> [WHAT IS NEEDED] Go over the listing below line by line and tally those containing "bottom". Give only the tally.
-- START EXTRACTED DATA --
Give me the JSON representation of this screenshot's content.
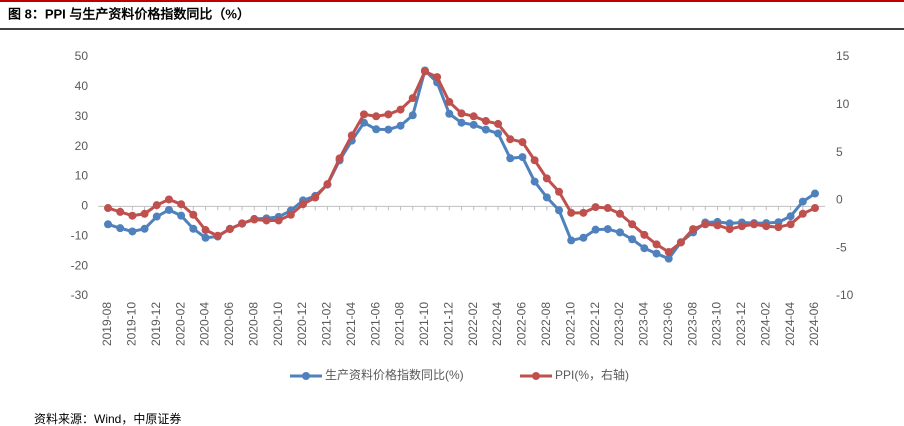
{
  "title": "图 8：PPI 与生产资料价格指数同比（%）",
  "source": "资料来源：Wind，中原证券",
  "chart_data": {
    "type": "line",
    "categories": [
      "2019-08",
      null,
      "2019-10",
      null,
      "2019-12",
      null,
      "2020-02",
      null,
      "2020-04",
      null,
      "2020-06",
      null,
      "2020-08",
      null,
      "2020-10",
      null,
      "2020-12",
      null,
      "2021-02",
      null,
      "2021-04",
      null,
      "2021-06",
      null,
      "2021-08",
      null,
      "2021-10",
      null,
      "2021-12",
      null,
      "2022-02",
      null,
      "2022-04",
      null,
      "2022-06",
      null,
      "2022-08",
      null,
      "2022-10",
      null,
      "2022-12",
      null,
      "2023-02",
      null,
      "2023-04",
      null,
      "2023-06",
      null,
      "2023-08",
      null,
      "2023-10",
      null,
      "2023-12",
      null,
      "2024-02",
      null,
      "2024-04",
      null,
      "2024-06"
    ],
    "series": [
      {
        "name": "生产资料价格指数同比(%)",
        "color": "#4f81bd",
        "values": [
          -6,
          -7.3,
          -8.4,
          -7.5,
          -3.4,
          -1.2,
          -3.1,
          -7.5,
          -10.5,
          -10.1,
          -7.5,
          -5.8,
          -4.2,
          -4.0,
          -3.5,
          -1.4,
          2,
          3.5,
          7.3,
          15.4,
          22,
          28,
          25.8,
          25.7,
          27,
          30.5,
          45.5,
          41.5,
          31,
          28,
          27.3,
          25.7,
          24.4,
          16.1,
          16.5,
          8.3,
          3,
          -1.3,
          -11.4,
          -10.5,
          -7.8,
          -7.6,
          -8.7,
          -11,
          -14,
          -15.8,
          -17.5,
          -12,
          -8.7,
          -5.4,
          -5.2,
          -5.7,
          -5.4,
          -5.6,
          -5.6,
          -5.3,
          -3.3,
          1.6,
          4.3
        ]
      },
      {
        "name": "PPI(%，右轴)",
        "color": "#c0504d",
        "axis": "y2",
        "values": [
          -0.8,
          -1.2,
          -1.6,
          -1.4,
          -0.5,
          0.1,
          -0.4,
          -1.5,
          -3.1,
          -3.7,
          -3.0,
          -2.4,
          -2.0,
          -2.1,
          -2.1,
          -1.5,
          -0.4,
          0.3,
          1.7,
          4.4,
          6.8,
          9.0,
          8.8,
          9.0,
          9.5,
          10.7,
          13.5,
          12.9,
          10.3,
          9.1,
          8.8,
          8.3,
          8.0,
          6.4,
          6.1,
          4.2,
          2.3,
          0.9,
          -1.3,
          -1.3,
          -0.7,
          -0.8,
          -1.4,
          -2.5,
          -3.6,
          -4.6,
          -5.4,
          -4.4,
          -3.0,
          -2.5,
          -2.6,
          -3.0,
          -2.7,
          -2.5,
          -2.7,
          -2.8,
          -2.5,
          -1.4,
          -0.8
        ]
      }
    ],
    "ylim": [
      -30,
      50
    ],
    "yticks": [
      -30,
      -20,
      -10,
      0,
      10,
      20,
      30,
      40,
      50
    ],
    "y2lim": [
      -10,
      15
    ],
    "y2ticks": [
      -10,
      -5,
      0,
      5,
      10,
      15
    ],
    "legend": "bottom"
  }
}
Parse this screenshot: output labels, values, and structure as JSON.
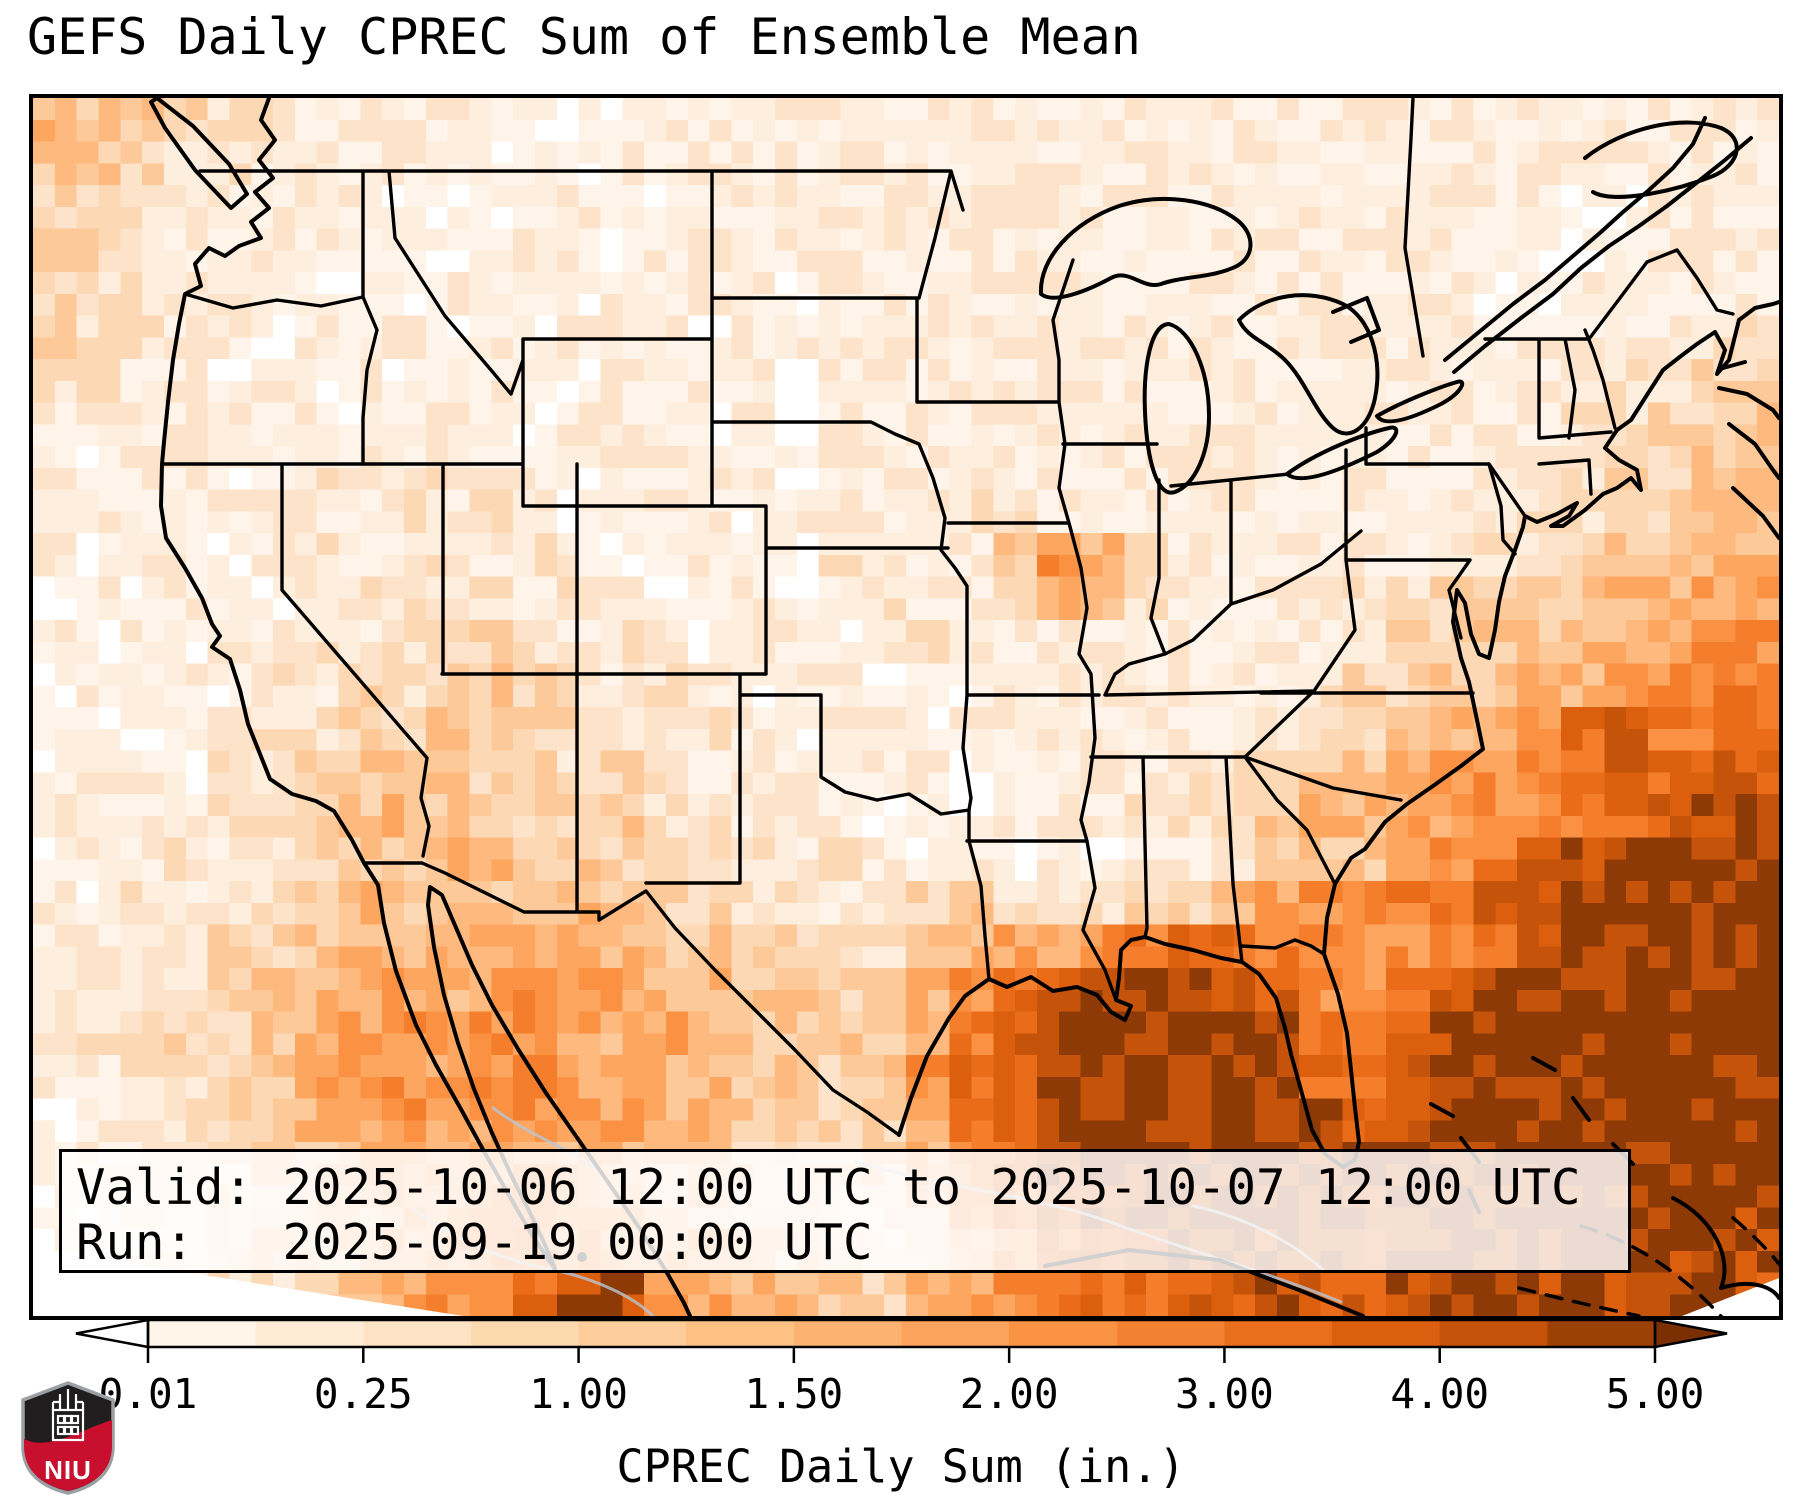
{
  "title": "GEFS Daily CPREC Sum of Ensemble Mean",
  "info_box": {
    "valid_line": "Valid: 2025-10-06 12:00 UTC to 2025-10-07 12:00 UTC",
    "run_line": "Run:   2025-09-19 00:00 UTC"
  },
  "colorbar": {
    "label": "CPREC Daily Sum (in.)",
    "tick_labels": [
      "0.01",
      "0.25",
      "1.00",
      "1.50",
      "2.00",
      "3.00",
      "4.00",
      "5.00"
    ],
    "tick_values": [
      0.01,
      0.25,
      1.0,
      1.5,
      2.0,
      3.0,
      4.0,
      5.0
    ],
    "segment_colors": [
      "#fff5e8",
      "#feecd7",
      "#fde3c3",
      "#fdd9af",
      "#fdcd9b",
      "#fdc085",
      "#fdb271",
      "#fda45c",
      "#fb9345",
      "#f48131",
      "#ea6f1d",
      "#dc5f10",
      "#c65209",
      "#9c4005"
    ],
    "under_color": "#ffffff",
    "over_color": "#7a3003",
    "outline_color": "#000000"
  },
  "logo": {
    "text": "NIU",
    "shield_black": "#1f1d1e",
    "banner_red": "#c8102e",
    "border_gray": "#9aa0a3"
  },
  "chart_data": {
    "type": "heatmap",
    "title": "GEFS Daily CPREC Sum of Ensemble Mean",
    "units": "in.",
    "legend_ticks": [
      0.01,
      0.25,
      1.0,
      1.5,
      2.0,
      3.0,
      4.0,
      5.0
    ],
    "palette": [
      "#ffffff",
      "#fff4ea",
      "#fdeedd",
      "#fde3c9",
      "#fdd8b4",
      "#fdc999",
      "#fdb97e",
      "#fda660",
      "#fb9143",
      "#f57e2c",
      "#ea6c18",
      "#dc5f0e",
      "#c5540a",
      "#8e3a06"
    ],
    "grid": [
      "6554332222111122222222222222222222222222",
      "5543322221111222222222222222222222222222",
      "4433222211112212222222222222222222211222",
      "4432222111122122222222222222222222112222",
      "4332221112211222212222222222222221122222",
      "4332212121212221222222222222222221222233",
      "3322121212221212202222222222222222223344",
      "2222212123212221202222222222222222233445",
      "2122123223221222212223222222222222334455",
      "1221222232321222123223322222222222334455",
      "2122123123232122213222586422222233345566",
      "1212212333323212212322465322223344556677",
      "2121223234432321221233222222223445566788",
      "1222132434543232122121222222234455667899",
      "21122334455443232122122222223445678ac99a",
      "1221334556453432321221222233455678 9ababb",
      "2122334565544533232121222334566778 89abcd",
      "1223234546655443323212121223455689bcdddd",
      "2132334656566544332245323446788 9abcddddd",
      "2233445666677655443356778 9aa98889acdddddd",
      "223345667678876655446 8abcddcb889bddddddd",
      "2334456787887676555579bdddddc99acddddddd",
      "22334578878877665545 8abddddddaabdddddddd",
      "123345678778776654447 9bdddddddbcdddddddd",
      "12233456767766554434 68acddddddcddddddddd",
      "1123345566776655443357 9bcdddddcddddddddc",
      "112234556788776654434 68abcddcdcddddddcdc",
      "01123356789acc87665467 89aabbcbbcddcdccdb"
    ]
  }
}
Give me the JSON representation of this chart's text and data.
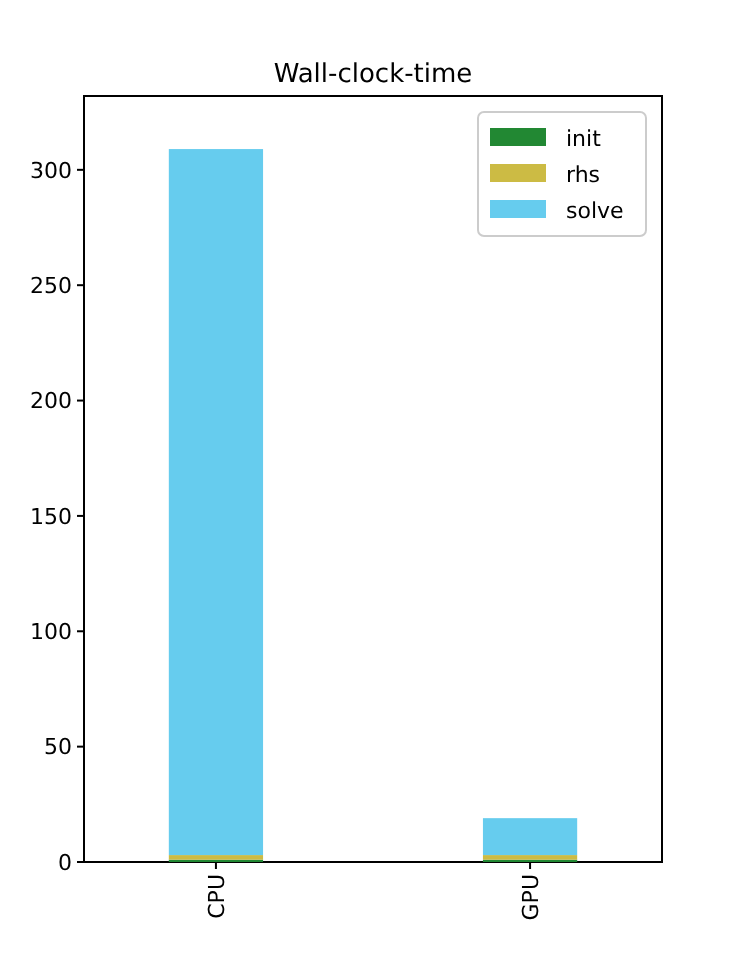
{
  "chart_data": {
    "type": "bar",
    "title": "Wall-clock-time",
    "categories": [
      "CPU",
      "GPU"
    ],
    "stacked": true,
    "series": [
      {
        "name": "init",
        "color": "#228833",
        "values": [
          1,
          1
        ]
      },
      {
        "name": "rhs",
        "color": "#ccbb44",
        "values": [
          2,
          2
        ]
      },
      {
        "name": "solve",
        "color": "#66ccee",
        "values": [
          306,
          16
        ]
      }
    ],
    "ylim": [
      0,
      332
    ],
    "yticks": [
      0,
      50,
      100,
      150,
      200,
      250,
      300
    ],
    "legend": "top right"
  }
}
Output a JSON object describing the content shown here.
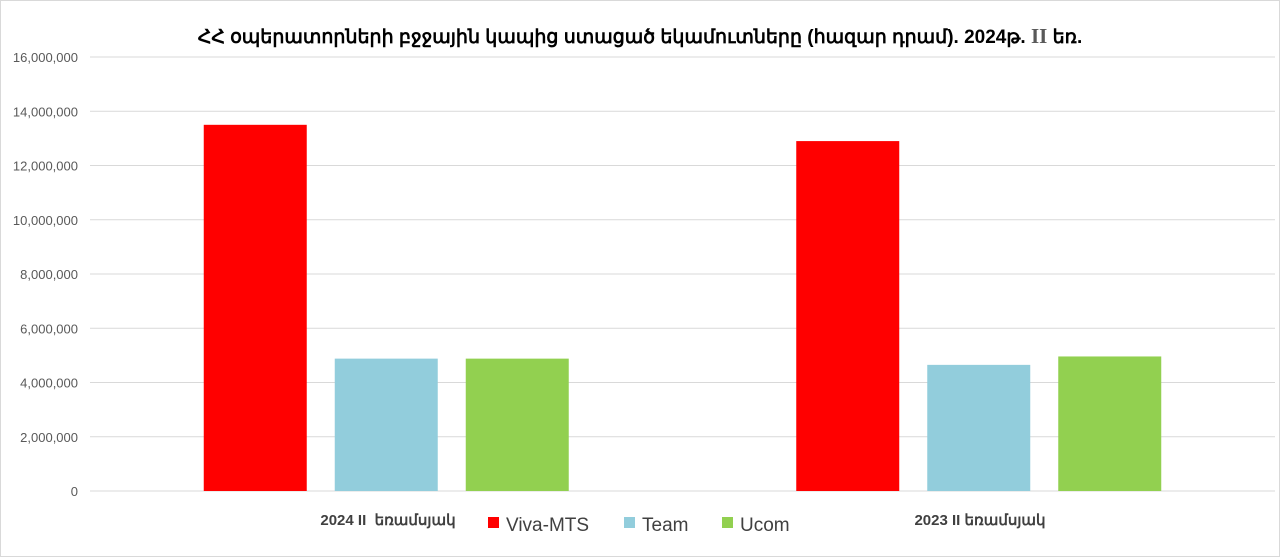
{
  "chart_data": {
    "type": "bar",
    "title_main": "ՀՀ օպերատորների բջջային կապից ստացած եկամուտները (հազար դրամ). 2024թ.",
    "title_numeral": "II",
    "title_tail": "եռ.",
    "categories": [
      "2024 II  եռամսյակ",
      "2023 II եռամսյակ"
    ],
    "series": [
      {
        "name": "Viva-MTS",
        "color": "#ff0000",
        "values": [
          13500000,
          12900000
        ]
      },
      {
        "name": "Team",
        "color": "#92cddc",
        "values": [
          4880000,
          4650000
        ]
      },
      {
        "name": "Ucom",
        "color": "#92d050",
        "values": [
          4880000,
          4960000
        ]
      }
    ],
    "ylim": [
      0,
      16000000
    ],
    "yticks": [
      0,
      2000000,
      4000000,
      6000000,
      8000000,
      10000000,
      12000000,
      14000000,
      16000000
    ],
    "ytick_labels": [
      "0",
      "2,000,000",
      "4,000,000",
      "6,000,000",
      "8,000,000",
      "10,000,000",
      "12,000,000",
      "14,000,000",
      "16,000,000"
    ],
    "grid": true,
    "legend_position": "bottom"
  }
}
-- END EXTRACTED DATA --
> [WRITTEN ANSWER] 2